### What needs to be done
Please give the entries again in full and exactly, without any picture.

### Source data
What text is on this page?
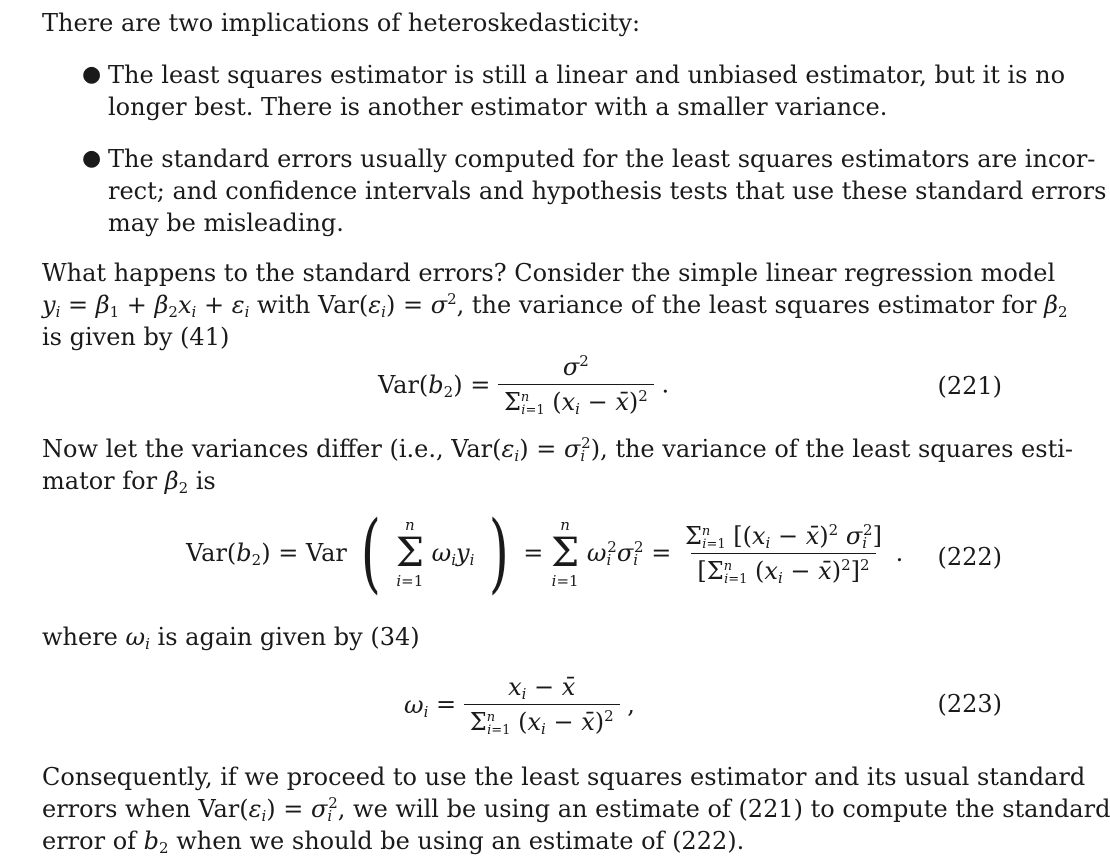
There are two implications of heteroskedasticity:
● The least squares estimator is still a linear and unbiased estimator, but it is no
longer best. There is another estimator with a smaller variance.
● The standard errors usually computed for the least squares estimators are incor-
rect; and confidence intervals and hypothesis tests that use these standard errors
may be misleading.
What happens to the standard errors? Consider the simple linear regression model
$y_i = \beta_1 + \beta_2x_i + \varepsilon_i$ with $Var(\varepsilon_i) = \sigma^2$, the variance of the least squares estimator for $\beta_2$
is given by (41)
$Var(b_2) = \frac{\sigma^2}{\Sigma^n_{i=1} (x_i - x̄)^2}$ .	(221)
Now let the variances differ (i.e., $Var(\varepsilon_i) = \sigma_i^2$), the variance of the least squares esti-
mator for $\beta_2$ is
$Var(b_2)$ = Var ( n
Σ
i=1
$\omega_iy_i$ ) =
n
Σ
i=1
$\omega_i^2\sigma_i^2 = \frac{\Sigma^n_{i=1} [(x_i - x̄)^2 \sigma_i^2]}{[\Sigma^n_{i=1} (x_i - x̄)^2]^2}$ . (222)
where $\omega_i$ is again given by (34)
$\omega_i = \frac{x_i - x̄}{\Sigma^n_{i=1} (x_i - x̄)^2}$ ,	(223)
Consequently, if we proceed to use the least squares estimator and its usual standard
errors when $Var(\varepsilon_i) = \sigma_i^2$, we will be using an estimate of (221) to compute the standard
error of $b_2$ when we should be using an estimate of (222).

### Full answer
What text is on this page?
There are two implications of heteroskedasticity:
● The least squares estimator is still a linear and unbiased estimator, but it is no
longer best. There is another estimator with a smaller variance.
● The standard errors usually computed for the least squares estimators are incor-
rect; and confidence intervals and hypothesis tests that use these standard errors
may be misleading.
What happens to the standard errors? Consider the simple linear regression model
$y_i = \beta_1 + \beta_2x_i + \varepsilon_i$ with $Var(\varepsilon_i) = \sigma^2$, the variance of the least squares estimator for $\beta_2$
is given by (41)
$Var(b_2) = \frac{\sigma^2}{\Sigma^n_{i=1} (x_i - x̄)^2}$ .	(221)
Now let the variances differ (i.e., $Var(\varepsilon_i) = \sigma_i^2$), the variance of the least squares esti-
mator for $\beta_2$ is
$Var(b_2)$ = Var ( n
Σ
i=1
$\omega_iy_i$ ) =
n
Σ
i=1
$\omega_i^2\sigma_i^2 = \frac{\Sigma^n_{i=1} [(x_i - x̄)^2 \sigma_i^2]}{[\Sigma^n_{i=1} (x_i - x̄)^2]^2}$ . (222)
where $\omega_i$ is again given by (34)
$\omega_i = \frac{x_i - x̄}{\Sigma^n_{i=1} (x_i - x̄)^2}$ ,	(223)
Consequently, if we proceed to use the least squares estimator and its usual standard
errors when $Var(\varepsilon_i) = \sigma_i^2$, we will be using an estimate of (221) to compute the standard
error of $b_2$ when we should be using an estimate of (222).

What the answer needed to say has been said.